[ENTRIES PROVIDED]
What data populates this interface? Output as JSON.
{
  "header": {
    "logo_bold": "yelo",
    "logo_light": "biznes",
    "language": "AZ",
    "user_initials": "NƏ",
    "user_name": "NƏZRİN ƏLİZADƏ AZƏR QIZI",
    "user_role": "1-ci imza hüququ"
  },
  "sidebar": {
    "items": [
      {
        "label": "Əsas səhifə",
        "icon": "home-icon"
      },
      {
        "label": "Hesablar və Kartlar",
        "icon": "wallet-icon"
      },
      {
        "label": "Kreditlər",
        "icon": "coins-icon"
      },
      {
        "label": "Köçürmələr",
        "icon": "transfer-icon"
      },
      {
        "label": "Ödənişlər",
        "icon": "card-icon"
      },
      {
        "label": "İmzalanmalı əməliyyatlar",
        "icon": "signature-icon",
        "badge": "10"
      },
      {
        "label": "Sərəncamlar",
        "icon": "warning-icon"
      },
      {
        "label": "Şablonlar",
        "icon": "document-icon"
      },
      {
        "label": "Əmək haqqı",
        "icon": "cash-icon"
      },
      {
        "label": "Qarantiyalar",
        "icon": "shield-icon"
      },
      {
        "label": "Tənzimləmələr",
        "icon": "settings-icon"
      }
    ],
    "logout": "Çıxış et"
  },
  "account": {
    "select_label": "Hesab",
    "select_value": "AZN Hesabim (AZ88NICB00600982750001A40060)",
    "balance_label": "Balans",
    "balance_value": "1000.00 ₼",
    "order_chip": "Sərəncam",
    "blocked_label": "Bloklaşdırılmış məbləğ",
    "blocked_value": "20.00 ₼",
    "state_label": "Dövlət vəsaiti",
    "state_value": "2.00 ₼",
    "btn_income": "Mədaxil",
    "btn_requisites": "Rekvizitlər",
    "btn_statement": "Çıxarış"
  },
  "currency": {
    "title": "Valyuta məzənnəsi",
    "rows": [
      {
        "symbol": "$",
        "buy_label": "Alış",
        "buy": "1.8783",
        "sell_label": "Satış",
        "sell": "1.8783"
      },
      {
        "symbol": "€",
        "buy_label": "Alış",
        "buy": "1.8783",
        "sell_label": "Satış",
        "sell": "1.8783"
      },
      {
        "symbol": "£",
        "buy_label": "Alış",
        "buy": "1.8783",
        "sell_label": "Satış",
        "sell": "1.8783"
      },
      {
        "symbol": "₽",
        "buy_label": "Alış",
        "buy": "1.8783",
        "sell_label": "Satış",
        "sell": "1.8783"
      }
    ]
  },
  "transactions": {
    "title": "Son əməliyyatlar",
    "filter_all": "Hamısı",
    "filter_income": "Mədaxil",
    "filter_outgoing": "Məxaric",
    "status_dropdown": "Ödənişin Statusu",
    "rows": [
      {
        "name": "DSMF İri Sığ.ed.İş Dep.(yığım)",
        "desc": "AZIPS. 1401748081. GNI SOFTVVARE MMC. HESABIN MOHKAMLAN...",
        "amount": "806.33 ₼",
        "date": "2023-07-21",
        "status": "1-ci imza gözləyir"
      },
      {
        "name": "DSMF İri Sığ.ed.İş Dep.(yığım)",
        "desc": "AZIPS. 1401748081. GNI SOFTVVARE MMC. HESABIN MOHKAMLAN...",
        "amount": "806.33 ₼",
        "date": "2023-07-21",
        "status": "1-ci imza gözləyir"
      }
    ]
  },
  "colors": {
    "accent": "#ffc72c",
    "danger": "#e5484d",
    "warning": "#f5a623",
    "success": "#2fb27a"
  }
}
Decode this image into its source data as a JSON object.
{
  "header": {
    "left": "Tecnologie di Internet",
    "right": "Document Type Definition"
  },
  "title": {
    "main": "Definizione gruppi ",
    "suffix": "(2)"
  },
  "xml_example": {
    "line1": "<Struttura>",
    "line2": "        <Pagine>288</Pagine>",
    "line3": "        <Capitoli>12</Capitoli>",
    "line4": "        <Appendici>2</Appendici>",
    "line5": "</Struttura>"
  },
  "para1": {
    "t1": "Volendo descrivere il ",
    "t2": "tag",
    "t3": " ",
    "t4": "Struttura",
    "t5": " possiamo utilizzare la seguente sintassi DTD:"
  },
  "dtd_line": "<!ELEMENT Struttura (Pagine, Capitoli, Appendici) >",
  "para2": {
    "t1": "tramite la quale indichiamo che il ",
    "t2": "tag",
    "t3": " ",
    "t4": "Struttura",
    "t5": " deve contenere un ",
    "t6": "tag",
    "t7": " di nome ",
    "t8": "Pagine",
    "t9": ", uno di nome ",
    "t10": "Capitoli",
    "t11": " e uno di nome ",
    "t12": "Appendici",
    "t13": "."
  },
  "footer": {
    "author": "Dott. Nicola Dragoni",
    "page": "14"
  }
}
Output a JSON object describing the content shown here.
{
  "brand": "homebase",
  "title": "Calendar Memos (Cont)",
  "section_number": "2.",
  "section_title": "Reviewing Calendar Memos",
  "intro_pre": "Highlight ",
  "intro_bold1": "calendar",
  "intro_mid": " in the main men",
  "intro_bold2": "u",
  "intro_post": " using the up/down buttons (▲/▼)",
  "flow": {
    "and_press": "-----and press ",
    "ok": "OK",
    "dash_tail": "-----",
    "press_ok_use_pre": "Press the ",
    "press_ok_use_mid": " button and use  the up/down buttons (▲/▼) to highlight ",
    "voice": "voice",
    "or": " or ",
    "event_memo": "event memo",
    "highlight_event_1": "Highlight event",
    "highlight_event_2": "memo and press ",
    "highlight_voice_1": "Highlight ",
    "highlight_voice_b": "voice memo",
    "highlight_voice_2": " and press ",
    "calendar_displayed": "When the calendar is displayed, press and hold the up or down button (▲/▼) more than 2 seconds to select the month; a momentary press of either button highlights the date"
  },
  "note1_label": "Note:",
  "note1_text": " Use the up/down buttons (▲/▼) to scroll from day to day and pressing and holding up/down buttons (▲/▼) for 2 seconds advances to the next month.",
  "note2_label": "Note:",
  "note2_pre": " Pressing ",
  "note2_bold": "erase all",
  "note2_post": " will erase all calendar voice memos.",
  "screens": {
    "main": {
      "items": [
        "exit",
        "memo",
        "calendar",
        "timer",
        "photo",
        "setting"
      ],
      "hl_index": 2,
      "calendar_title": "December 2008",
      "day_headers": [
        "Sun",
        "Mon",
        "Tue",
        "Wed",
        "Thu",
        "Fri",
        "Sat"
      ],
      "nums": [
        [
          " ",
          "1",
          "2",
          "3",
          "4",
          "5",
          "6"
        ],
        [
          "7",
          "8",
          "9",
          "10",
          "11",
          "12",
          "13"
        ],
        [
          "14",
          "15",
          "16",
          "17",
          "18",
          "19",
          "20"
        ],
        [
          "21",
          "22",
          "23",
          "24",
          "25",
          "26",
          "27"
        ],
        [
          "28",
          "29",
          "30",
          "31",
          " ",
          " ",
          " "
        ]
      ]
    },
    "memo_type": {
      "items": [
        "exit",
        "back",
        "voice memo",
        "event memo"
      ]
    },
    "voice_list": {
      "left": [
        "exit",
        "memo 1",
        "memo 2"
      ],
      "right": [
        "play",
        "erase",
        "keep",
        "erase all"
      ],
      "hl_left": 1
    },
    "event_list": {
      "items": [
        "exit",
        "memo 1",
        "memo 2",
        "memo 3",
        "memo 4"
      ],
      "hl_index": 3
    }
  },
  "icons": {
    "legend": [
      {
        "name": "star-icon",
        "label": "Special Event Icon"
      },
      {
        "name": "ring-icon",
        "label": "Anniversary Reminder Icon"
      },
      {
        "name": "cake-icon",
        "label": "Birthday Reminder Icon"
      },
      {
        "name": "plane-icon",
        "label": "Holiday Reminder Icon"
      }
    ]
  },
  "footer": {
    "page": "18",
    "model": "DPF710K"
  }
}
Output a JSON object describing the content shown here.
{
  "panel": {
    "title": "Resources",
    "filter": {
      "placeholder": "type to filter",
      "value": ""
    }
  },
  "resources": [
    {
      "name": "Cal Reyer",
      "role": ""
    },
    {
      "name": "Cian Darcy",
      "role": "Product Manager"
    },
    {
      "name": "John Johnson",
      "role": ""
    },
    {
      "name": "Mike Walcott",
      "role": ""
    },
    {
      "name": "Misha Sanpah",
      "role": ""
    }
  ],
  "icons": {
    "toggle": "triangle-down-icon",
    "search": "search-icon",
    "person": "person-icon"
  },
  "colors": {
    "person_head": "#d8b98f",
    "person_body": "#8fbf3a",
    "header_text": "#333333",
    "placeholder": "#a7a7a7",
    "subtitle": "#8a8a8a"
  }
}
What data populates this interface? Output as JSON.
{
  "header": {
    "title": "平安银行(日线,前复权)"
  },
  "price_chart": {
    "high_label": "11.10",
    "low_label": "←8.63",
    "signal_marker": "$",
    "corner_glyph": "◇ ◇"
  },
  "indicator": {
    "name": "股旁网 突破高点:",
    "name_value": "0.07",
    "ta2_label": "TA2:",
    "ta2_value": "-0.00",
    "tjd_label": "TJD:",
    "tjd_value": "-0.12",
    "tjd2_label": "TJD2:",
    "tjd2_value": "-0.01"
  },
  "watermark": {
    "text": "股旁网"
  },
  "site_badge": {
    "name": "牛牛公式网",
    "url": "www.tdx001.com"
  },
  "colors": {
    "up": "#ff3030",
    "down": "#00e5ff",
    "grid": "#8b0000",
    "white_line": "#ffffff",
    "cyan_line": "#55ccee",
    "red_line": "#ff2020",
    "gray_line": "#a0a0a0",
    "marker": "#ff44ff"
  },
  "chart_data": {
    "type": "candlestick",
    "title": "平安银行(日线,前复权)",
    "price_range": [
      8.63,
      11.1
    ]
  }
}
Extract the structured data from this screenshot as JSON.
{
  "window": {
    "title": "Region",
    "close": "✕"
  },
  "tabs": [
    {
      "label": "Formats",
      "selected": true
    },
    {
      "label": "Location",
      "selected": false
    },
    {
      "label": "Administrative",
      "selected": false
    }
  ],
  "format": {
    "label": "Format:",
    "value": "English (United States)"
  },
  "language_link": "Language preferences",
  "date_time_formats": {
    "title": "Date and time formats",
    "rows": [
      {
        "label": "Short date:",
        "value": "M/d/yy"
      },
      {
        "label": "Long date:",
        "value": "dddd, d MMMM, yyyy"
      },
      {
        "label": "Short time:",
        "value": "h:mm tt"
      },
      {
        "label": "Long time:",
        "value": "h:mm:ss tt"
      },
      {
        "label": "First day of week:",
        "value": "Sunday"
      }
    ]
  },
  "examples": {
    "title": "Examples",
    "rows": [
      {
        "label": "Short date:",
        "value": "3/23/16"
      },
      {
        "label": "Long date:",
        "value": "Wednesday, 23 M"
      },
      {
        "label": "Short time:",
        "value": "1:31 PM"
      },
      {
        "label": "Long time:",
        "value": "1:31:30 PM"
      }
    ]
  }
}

[WHAT THIS TASK INVOLVES]
Each line from the one containing "Extract the structured" to the final line of the entries above must be returned exactly, and no other line may appear.

[PROBLEM SOLUTION]
Extract the structured data from this screenshot as JSON.
{
  "window": {
    "title": "Region",
    "close": "✕"
  },
  "tabs": [
    {
      "label": "Formats",
      "selected": true
    },
    {
      "label": "Location",
      "selected": false
    },
    {
      "label": "Administrative",
      "selected": false
    }
  ],
  "format": {
    "label": "Format:",
    "value": "English (United States)"
  },
  "language_link": "Language preferences",
  "date_time_formats": {
    "title": "Date and time formats",
    "rows": [
      {
        "label": "Short date:",
        "value": "M/d/yy"
      },
      {
        "label": "Long date:",
        "value": "dddd, d MMMM, yyyy"
      },
      {
        "label": "Short time:",
        "value": "h:mm tt"
      },
      {
        "label": "Long time:",
        "value": "h:mm:ss tt"
      },
      {
        "label": "First day of week:",
        "value": "Sunday"
      }
    ]
  },
  "examples": {
    "title": "Examples",
    "rows": [
      {
        "label": "Short date:",
        "value": "3/23/16"
      },
      {
        "label": "Long date:",
        "value": "Wednesday, 23 M"
      },
      {
        "label": "Short time:",
        "value": "1:31 PM"
      },
      {
        "label": "Long time:",
        "value": "1:31:30 PM"
      }
    ]
  }
}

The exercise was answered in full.